(Required task) Write out the material exactly, with the pictures left out.
--- Start of Exercise inputs ---
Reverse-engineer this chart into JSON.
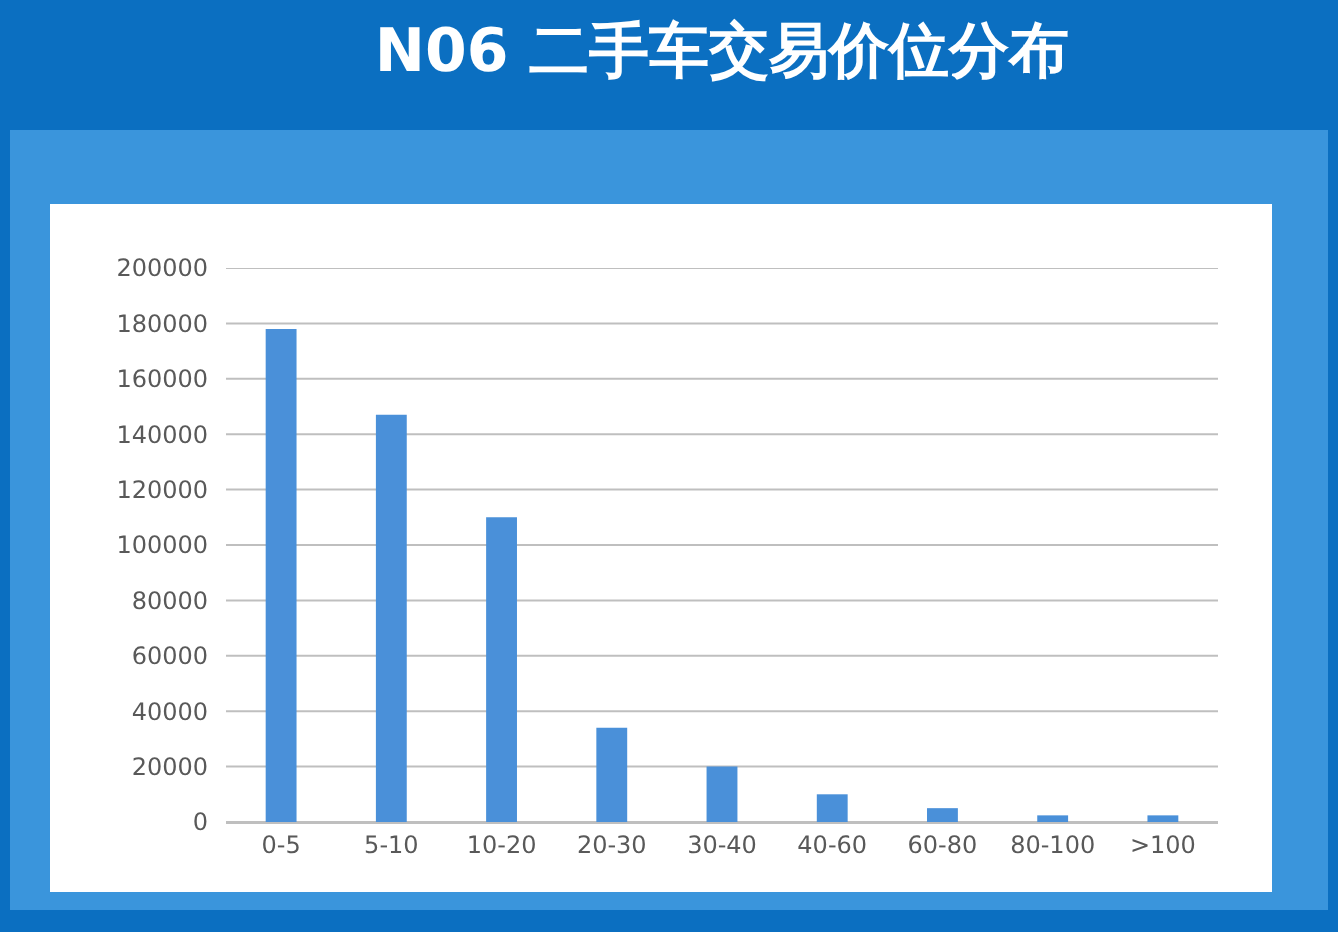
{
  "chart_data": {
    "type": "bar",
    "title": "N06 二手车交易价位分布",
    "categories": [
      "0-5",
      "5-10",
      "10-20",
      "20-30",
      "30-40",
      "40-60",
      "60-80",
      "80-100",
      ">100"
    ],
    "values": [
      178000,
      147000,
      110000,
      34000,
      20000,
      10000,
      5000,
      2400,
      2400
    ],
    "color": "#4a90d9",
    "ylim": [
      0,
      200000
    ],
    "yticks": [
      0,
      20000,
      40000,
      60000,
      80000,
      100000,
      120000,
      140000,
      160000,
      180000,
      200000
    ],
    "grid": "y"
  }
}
--- End of Exercise inputs ---
(Output of the exercise)
Reverse-engineer this chart into JSON.
{
  "chart_data": {
    "type": "bar",
    "title": "N06 二手车交易价位分布",
    "categories": [
      "0-5",
      "5-10",
      "10-20",
      "20-30",
      "30-40",
      "40-60",
      "60-80",
      "80-100",
      ">100"
    ],
    "values": [
      178000,
      147000,
      110000,
      34000,
      20000,
      10000,
      5000,
      2400,
      2400
    ],
    "color": "#4a90d9",
    "ylim": [
      0,
      200000
    ],
    "yticks": [
      0,
      20000,
      40000,
      60000,
      80000,
      100000,
      120000,
      140000,
      160000,
      180000,
      200000
    ],
    "grid": "y"
  }
}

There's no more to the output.